> Exercise objective: Find the lines holding "Adjoint" and copy them.
◇ ◇ ◇
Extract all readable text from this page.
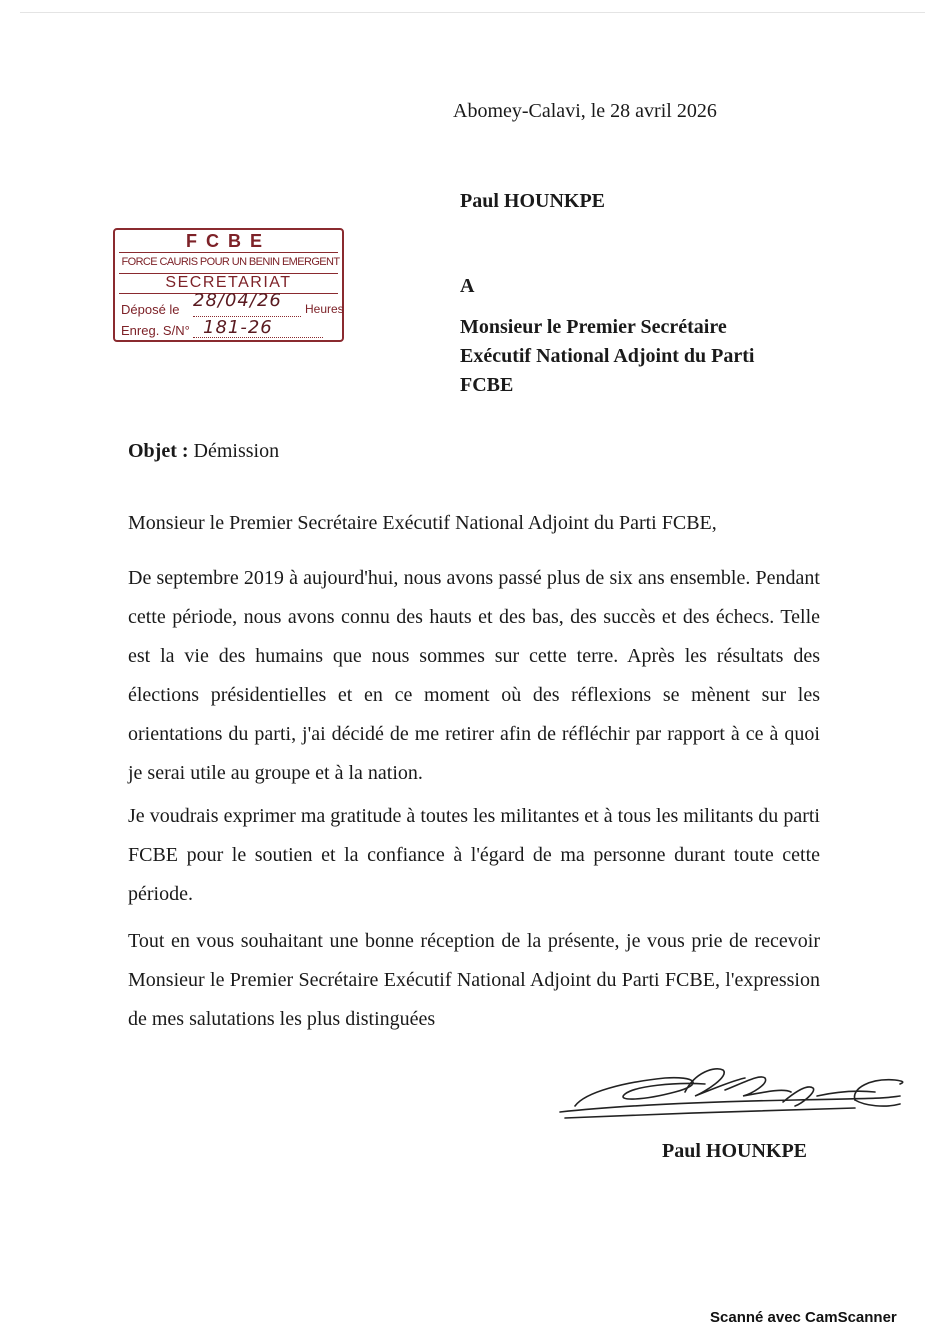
Abomey-Calavi, le 28 avril 2026
Paul HOUNKPE
FCBE
FORCE CAURIS POUR UN BENIN EMERGENT
SECRETARIAT
Déposé le 28/04/26 Heures
Enreg. S/N° 181-26
A
Monsieur le Premier Secrétaire
Exécutif National Adjoint du Parti
FCBE
Objet : Démission
Monsieur le Premier Secrétaire Exécutif National Adjoint du Parti FCBE,
De septembre 2019 à aujourd'hui, nous avons passé plus de six ans ensemble. Pendant cette période, nous avons connu des hauts et des bas, des succès et des échecs. Telle est la vie des humains que nous sommes sur cette terre. Après les résultats des élections présidentielles et en ce moment où des réflexions se mènent sur les orientations du parti, j'ai décidé de me retirer afin de réfléchir par rapport à ce à quoi je serai utile au groupe et à la nation.
Je voudrais exprimer ma gratitude à toutes les militantes et à tous les militants du parti FCBE pour le soutien et la confiance à l'égard de ma personne durant toute cette période.
Tout en vous souhaitant une bonne réception de la présente, je vous prie de recevoir Monsieur le Premier Secrétaire Exécutif National Adjoint du Parti FCBE, l'expression de mes salutations les plus distinguées
Paul HOUNKPE
Scanné avec CamScanner
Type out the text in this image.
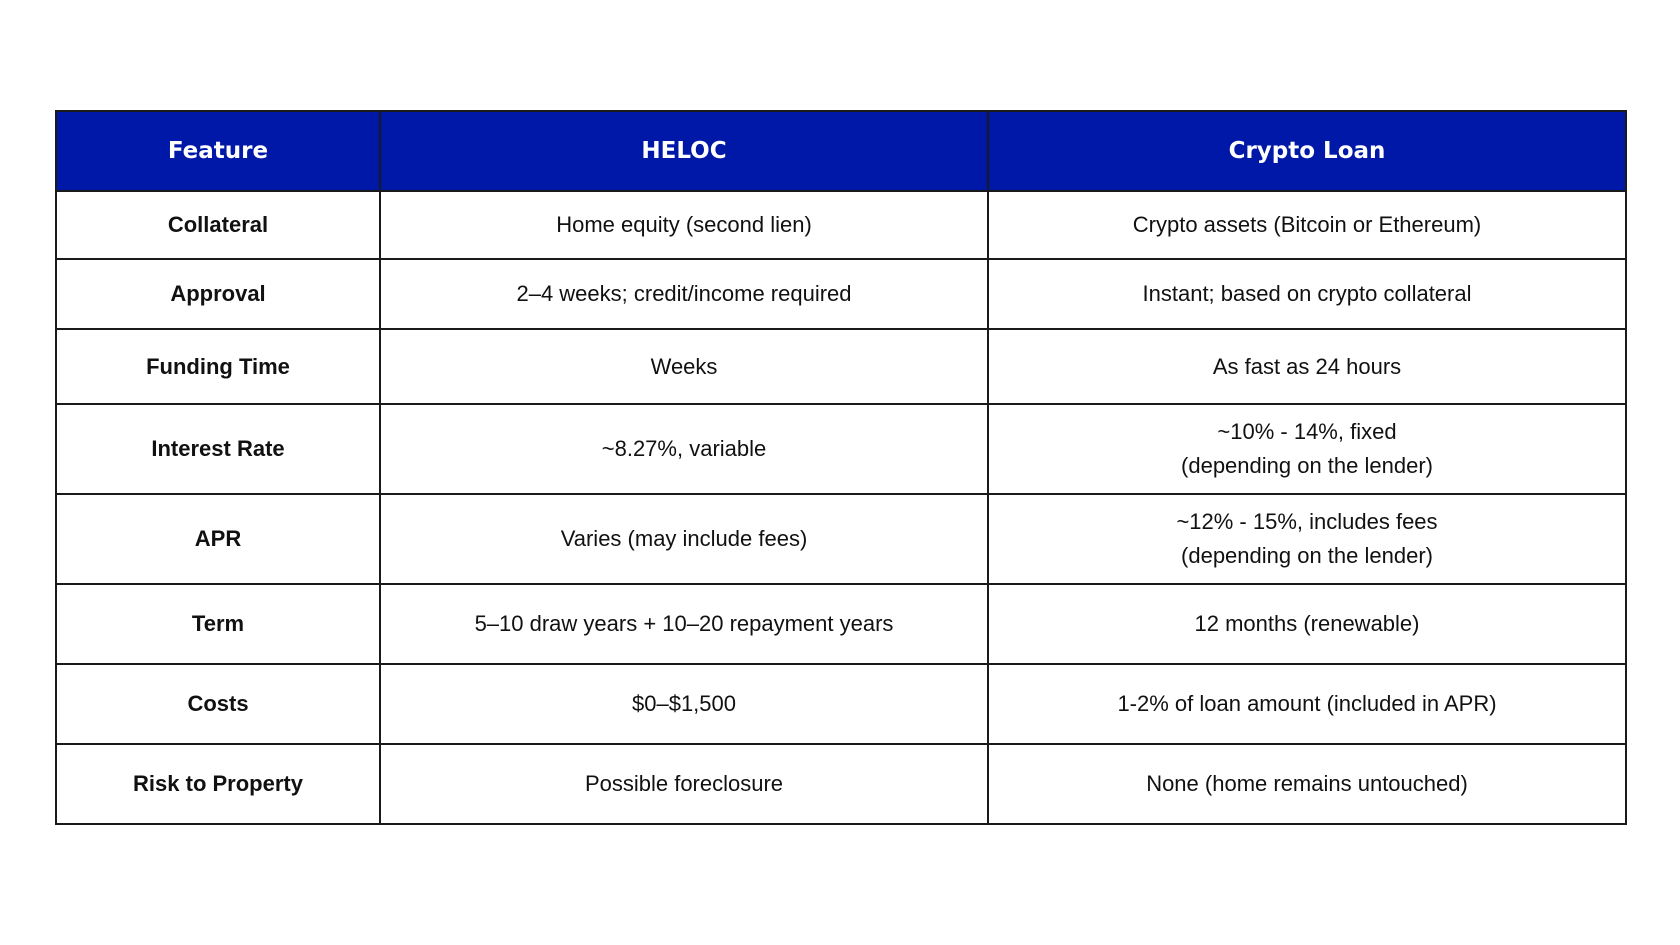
Feature	HELOC	Crypto Loan
Collateral	Home equity (second lien)	Crypto assets (Bitcoin or Ethereum)

Approval	2–4 weeks; credit/income required	Instant; based on crypto collateral

Funding Time	Weeks	As fast as 24 hours

Interest Rate	~8.27%, variable	~10% - 14%, fixed
(depending on the lender)

APR	Varies (may include fees)	~12% - 15%, includes fees
(depending on the lender)

Term	5–10 draw years + 10–20 repayment years	12 months (renewable)

Costs	$0–$1,500	1-2% of loan amount (included in APR)

Risk to Property	Possible foreclosure	None (home remains untouched)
◇ ◇ ◇
> Output for this task:
Exécutif National Adjoint du Parti
Monsieur le Premier Secrétaire Exécutif National Adjoint du Parti FCBE,
Tout en vous souhaitant une bonne réception de la présente, je vous prie de recevoir Monsieur le Premier Secrétaire Exécutif National Adjoint du Parti FCBE, l'expression de mes salutations les plus distinguées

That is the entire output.